• Task brief: Reproduce all the lines exactly as they stand, apart from the pictures.

— Begin Excerpted records —

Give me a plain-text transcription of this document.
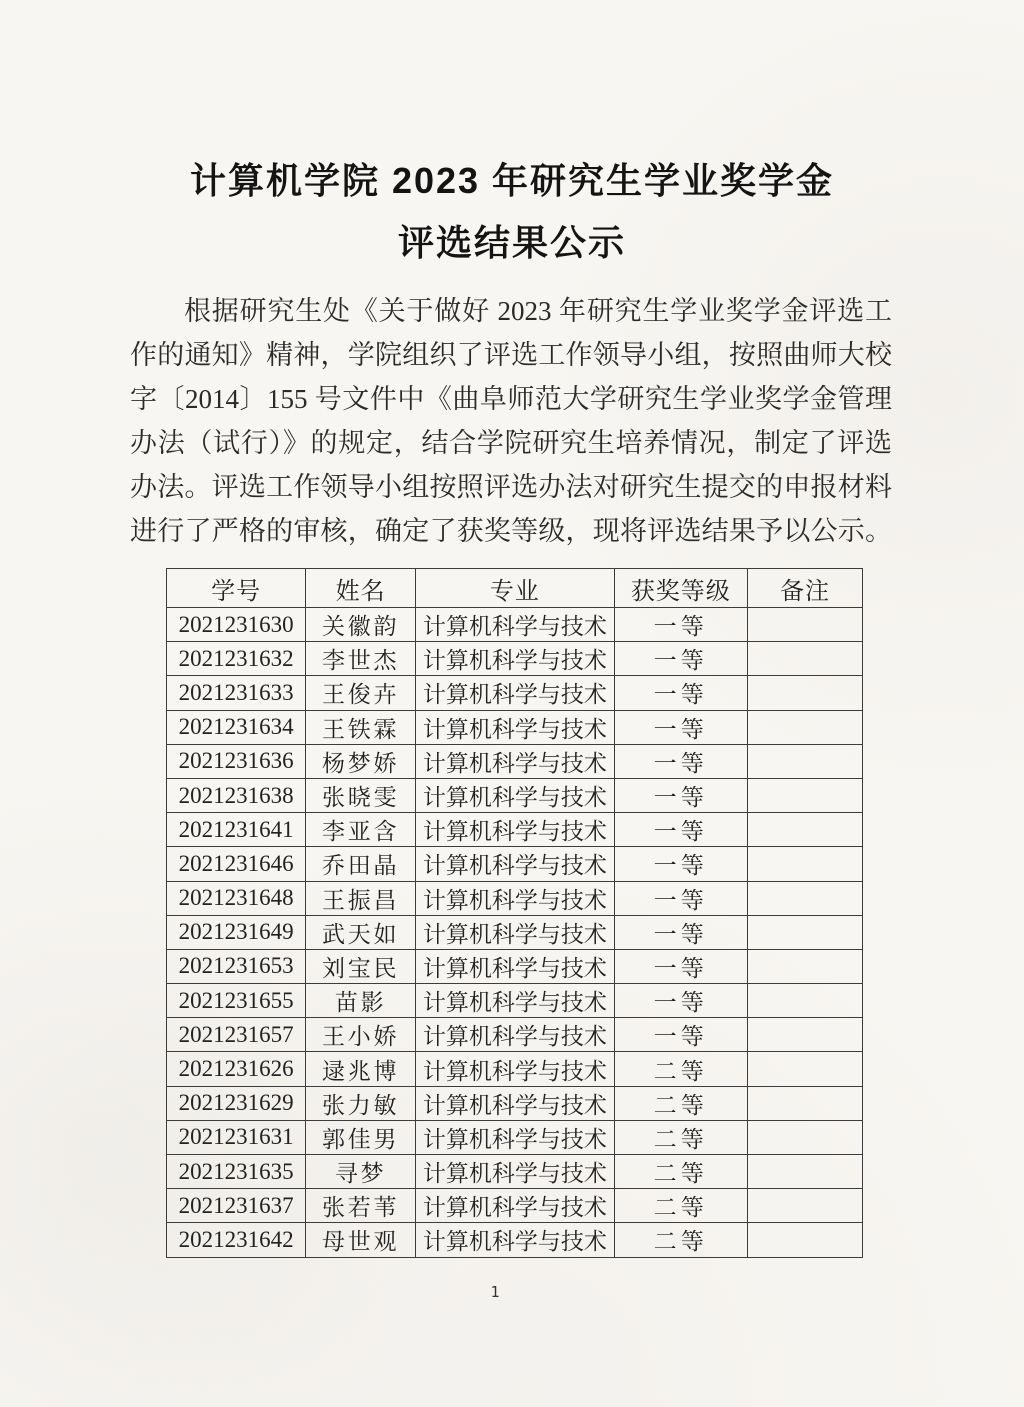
计算机学院 2023 年研究生学业奖学金
评选结果公示
根据研究生处《关于做好 2023 年研究生学业奖学金评选工
作的通知》精神，学院组织了评选工作领导小组，按照曲师大校
字〔2014〕155 号文件中《曲阜师范大学研究生学业奖学金管理
办法（试行）》的规定，结合学院研究生培养情况，制定了评选
办法。评选工作领导小组按照评选办法对研究生提交的申报材料
进行了严格的审核，确定了获奖等级，现将评选结果予以公示。
学号	姓名	专业	获奖等级	备注
2021231630	关徽韵	计算机科学与技术	一等	
2021231632	李世杰	计算机科学与技术	一等	
2021231633	王俊卉	计算机科学与技术	一等	
2021231634	王铁霖	计算机科学与技术	一等	
2021231636	杨梦娇	计算机科学与技术	一等	
2021231638	张晓雯	计算机科学与技术	一等	
2021231641	李亚含	计算机科学与技术	一等	
2021231646	乔田晶	计算机科学与技术	一等	
2021231648	王振昌	计算机科学与技术	一等	
2021231649	武天如	计算机科学与技术	一等	
2021231653	刘宝民	计算机科学与技术	一等	
2021231655	苗影	计算机科学与技术	一等	
2021231657	王小娇	计算机科学与技术	一等	
2021231626	逯兆博	计算机科学与技术	二等	
2021231629	张力敏	计算机科学与技术	二等	
2021231631	郭佳男	计算机科学与技术	二等	
2021231635	寻梦	计算机科学与技术	二等	
2021231637	张若苇	计算机科学与技术	二等	
2021231642	母世观	计算机科学与技术	二等	
1
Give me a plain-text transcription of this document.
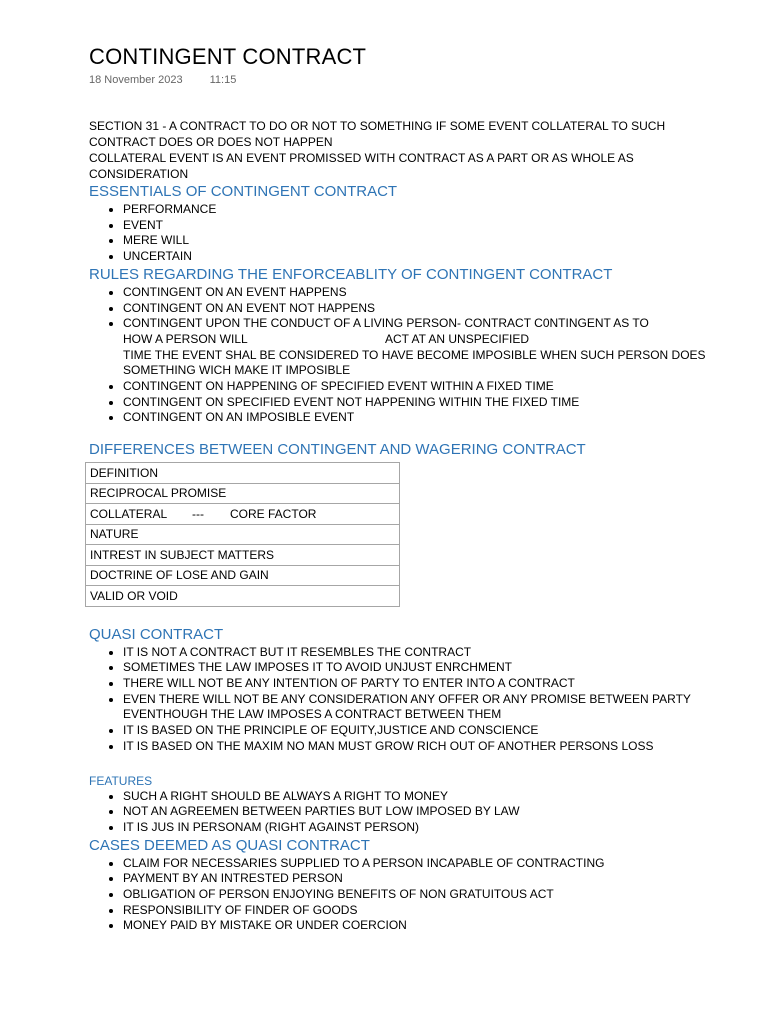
CONTINGENT CONTRACT
18 November 2023 11:15

SECTION 31 - A CONTRACT TO DO OR NOT TO SOMETHING IF SOME EVENT COLLATERAL TO SUCH CONTRACT DOES OR DOES NOT HAPPEN

COLLATERAL EVENT IS AN EVENT PROMISSED WITH CONTRACT AS A PART OR AS WHOLE AS CONSIDERATION

ESSENTIALS OF CONTINGENT CONTRACT
• PERFORMANCE
• EVENT
• MERE WILL
• UNCERTAIN
RULES REGARDING THE ENFORCEABLITY OF CONTINGENT CONTRACT
• CONTINGENT ON AN EVENT HAPPENS
• CONTINGENT ON AN EVENT NOT HAPPENS
• CONTINGENT UPON THE CONDUCT OF A LIVING PERSON- CONTRACT C0NTINGENT AS TO
HOW A PERSON WILL	ACT AT AN UNSPECIFIED
TIME THE EVENT SHAL BE CONSIDERED TO HAVE BECOME IMPOSIBLE WHEN SUCH PERSON DOES SOMETHING WICH MAKE IT IMPOSIBLE
• CONTINGENT ON HAPPENING OF SPECIFIED EVENT WITHIN A FIXED TIME
• CONTINGENT ON SPECIFIED EVENT NOT HAPPENING WITHIN THE FIXED TIME
• CONTINGENT ON AN IMPOSIBLE EVENT
DIFFERENCES BETWEEN CONTINGENT AND WAGERING CONTRACT
DEFINITION
RECIPROCAL PROMISE
COLLATERAL --- CORE FACTOR
NATURE
INTREST IN SUBJECT MATTERS
DOCTRINE OF LOSE AND GAIN
VALID OR VOID
QUASI CONTRACT
• IT IS NOT A CONTRACT BUT IT RESEMBLES THE CONTRACT
• SOMETIMES THE LAW IMPOSES IT TO AVOID UNJUST ENRCHMENT
• THERE WILL NOT BE ANY INTENTION OF PARTY TO ENTER INTO A CONTRACT
• EVEN THERE WILL NOT BE ANY CONSIDERATION ANY OFFER OR ANY PROMISE BETWEEN PARTY EVENTHOUGH THE LAW IMPOSES A CONTRACT BETWEEN THEM
• IT IS BASED ON THE PRINCIPLE OF EQUITY,JUSTICE AND CONSCIENCE
• IT IS BASED ON THE MAXIM NO MAN MUST GROW RICH OUT OF ANOTHER PERSONS LOSS
FEATURES
• SUCH A RIGHT SHOULD BE ALWAYS A RIGHT TO MONEY
• NOT AN AGREEMEN BETWEEN PARTIES BUT LOW IMPOSED BY LAW
• IT IS JUS IN PERSONAM (RIGHT AGAINST PERSON)
CASES DEEMED AS QUASI CONTRACT
• CLAIM FOR NECESSARIES SUPPLIED TO A PERSON INCAPABLE OF CONTRACTING
• PAYMENT BY AN INTRESTED PERSON
• OBLIGATION OF PERSON ENJOYING BENEFITS OF NON GRATUITOUS ACT
• RESPONSIBILITY OF FINDER OF GOODS
• MONEY PAID BY MISTAKE OR UNDER COERCION
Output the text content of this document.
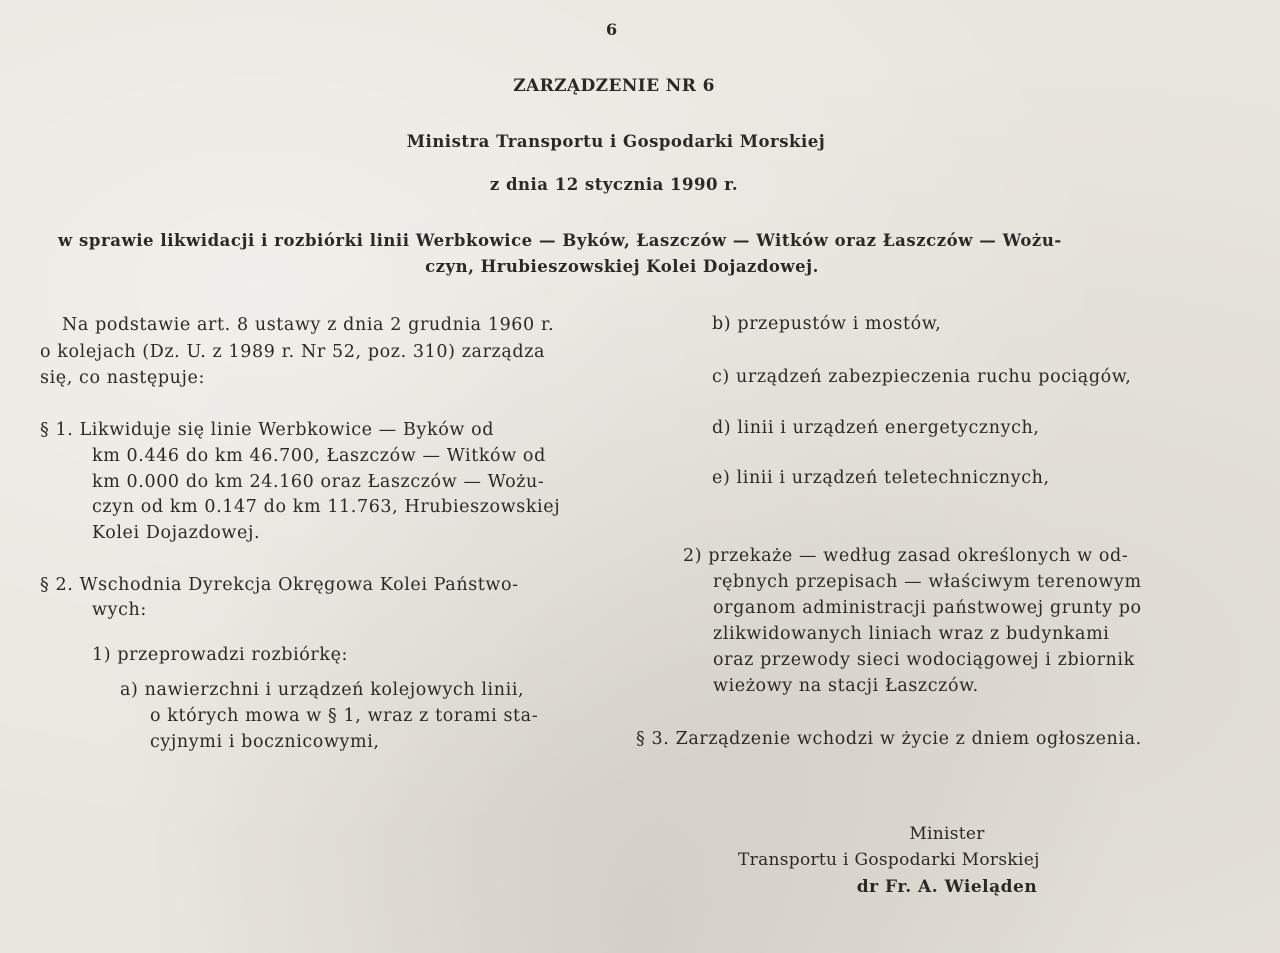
6
ZARZĄDZENIE NR 6
Ministra Transportu i Gospodarki Morskiej
z dnia 12 stycznia 1990 r.
w sprawie likwidacji i rozbiórki linii Werbkowice — Byków, Łaszczów — Witków oraz Łaszczów — Wożu-
czyn, Hrubieszowskiej Kolei Dojazdowej.
Na podstawie art. 8 ustawy z dnia 2 grudnia 1960 r.
o kolejach (Dz. U. z 1989 r. Nr 52, poz. 310) zarządza
się, co następuje:
§ 1. Likwiduje się linie Werbkowice — Byków od
km 0.446 do km 46.700, Łaszczów — Witków od
km 0.000 do km 24.160 oraz Łaszczów — Wożu-
czyn od km 0.147 do km 11.763, Hrubieszowskiej
Kolei Dojazdowej.
§ 2. Wschodnia Dyrekcja Okręgowa Kolei Państwo-
wych:
1) przeprowadzi rozbiórkę:
a) nawierzchni i urządzeń kolejowych linii,
o których mowa w § 1, wraz z torami sta-
cyjnymi i bocznicowymi,
b) przepustów i mostów,
c) urządzeń zabezpieczenia ruchu pociągów,
d) linii i urządzeń energetycznych,
e) linii i urządzeń teletechnicznych,
2) przekaże — według zasad określonych w od-
rębnych przepisach — właściwym terenowym
organom administracji państwowej grunty po
zlikwidowanych liniach wraz z budynkami
oraz przewody sieci wodociągowej i zbiornik
wieżowy na stacji Łaszczów.
§ 3. Zarządzenie wchodzi w życie z dniem ogłoszenia.
Minister
Transportu i Gospodarki Morskiej
dr Fr. A. Wieląden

— End Excerpted records —

• Answer to this problem:
Give me a plain-text transcription of this document.
计算机学院 2023 年研究生学业奖学金
评选结果公示
根据研究生处《关于做好 2023 年研究生学业奖学金评选工
作的通知》精神，学院组织了评选工作领导小组，按照曲师大校
字〔2014〕155 号文件中《曲阜师范大学研究生学业奖学金管理
办法（试行）》的规定，结合学院研究生培养情况，制定了评选
办法。评选工作领导小组按照评选办法对研究生提交的申报材料
进行了严格的审核，确定了获奖等级，现将评选结果予以公示。
学号	姓名	专业	获奖等级	备注
2021231630	关徽韵	计算机科学与技术	一等	
2021231632	李世杰	计算机科学与技术	一等	
2021231633	王俊卉	计算机科学与技术	一等	
2021231634	王铁霖	计算机科学与技术	一等	
2021231636	杨梦娇	计算机科学与技术	一等	
2021231638	张晓雯	计算机科学与技术	一等	
2021231641	李亚含	计算机科学与技术	一等	
2021231646	乔田晶	计算机科学与技术	一等	
2021231648	王振昌	计算机科学与技术	一等	
2021231649	武天如	计算机科学与技术	一等	
2021231653	刘宝民	计算机科学与技术	一等	
2021231655	苗影	计算机科学与技术	一等	
2021231657	王小娇	计算机科学与技术	一等	
2021231626	逯兆博	计算机科学与技术	二等	
2021231629	张力敏	计算机科学与技术	二等	
2021231631	郭佳男	计算机科学与技术	二等	
2021231635	寻梦	计算机科学与技术	二等	
2021231637	张若苇	计算机科学与技术	二等	
2021231642	母世观	计算机科学与技术	二等	
1
Give me a plain-text transcription of this document.
CONTINGENT CONTRACT
18 November 2023 11:15

SECTION 31 - A CONTRACT TO DO OR NOT TO SOMETHING IF SOME EVENT COLLATERAL TO SUCH CONTRACT DOES OR DOES NOT HAPPEN

COLLATERAL EVENT IS AN EVENT PROMISSED WITH CONTRACT AS A PART OR AS WHOLE AS CONSIDERATION

ESSENTIALS OF CONTINGENT CONTRACT
• PERFORMANCE
• EVENT
• MERE WILL
• UNCERTAIN
RULES REGARDING THE ENFORCEABLITY OF CONTINGENT CONTRACT
• CONTINGENT ON AN EVENT HAPPENS
• CONTINGENT ON AN EVENT NOT HAPPENS
• CONTINGENT UPON THE CONDUCT OF A LIVING PERSON- CONTRACT C0NTINGENT AS TO
HOW A PERSON WILL	ACT AT AN UNSPECIFIED
TIME THE EVENT SHAL BE CONSIDERED TO HAVE BECOME IMPOSIBLE WHEN SUCH PERSON DOES SOMETHING WICH MAKE IT IMPOSIBLE
• CONTINGENT ON HAPPENING OF SPECIFIED EVENT WITHIN A FIXED TIME
• CONTINGENT ON SPECIFIED EVENT NOT HAPPENING WITHIN THE FIXED TIME
• CONTINGENT ON AN IMPOSIBLE EVENT
DIFFERENCES BETWEEN CONTINGENT AND WAGERING CONTRACT
DEFINITION
RECIPROCAL PROMISE
COLLATERAL --- CORE FACTOR
NATURE
INTREST IN SUBJECT MATTERS
DOCTRINE OF LOSE AND GAIN
VALID OR VOID
QUASI CONTRACT
• IT IS NOT A CONTRACT BUT IT RESEMBLES THE CONTRACT
• SOMETIMES THE LAW IMPOSES IT TO AVOID UNJUST ENRCHMENT
• THERE WILL NOT BE ANY INTENTION OF PARTY TO ENTER INTO A CONTRACT
• EVEN THERE WILL NOT BE ANY CONSIDERATION ANY OFFER OR ANY PROMISE BETWEEN PARTY EVENTHOUGH THE LAW IMPOSES A CONTRACT BETWEEN THEM
• IT IS BASED ON THE PRINCIPLE OF EQUITY,JUSTICE AND CONSCIENCE
• IT IS BASED ON THE MAXIM NO MAN MUST GROW RICH OUT OF ANOTHER PERSONS LOSS
FEATURES
• SUCH A RIGHT SHOULD BE ALWAYS A RIGHT TO MONEY
• NOT AN AGREEMEN BETWEEN PARTIES BUT LOW IMPOSED BY LAW
• IT IS JUS IN PERSONAM (RIGHT AGAINST PERSON)
CASES DEEMED AS QUASI CONTRACT
• CLAIM FOR NECESSARIES SUPPLIED TO A PERSON INCAPABLE OF CONTRACTING
• PAYMENT BY AN INTRESTED PERSON
• OBLIGATION OF PERSON ENJOYING BENEFITS OF NON GRATUITOUS ACT
• RESPONSIBILITY OF FINDER OF GOODS
• MONEY PAID BY MISTAKE OR UNDER COERCION
Output the text content of this document.
6
ZARZĄDZENIE NR 6
Ministra Transportu i Gospodarki Morskiej
z dnia 12 stycznia 1990 r.
w sprawie likwidacji i rozbiórki linii Werbkowice — Byków, Łaszczów — Witków oraz Łaszczów — Wożu-
czyn, Hrubieszowskiej Kolei Dojazdowej.
Na podstawie art. 8 ustawy z dnia 2 grudnia 1960 r.
o kolejach (Dz. U. z 1989 r. Nr 52, poz. 310) zarządza
się, co następuje:
§ 1. Likwiduje się linie Werbkowice — Byków od
km 0.446 do km 46.700, Łaszczów — Witków od
km 0.000 do km 24.160 oraz Łaszczów — Wożu-
czyn od km 0.147 do km 11.763, Hrubieszowskiej
Kolei Dojazdowej.
§ 2. Wschodnia Dyrekcja Okręgowa Kolei Państwo-
wych:
1) przeprowadzi rozbiórkę:
a) nawierzchni i urządzeń kolejowych linii,
o których mowa w § 1, wraz z torami sta-
cyjnymi i bocznicowymi,
b) przepustów i mostów,
c) urządzeń zabezpieczenia ruchu pociągów,
d) linii i urządzeń energetycznych,
e) linii i urządzeń teletechnicznych,
2) przekaże — według zasad określonych w od-
rębnych przepisach — właściwym terenowym
organom administracji państwowej grunty po
zlikwidowanych liniach wraz z budynkami
oraz przewody sieci wodociągowej i zbiornik
wieżowy na stacji Łaszczów.
§ 3. Zarządzenie wchodzi w życie z dniem ogłoszenia.
Minister
Transportu i Gospodarki Morskiej
dr Fr. A. Wieląden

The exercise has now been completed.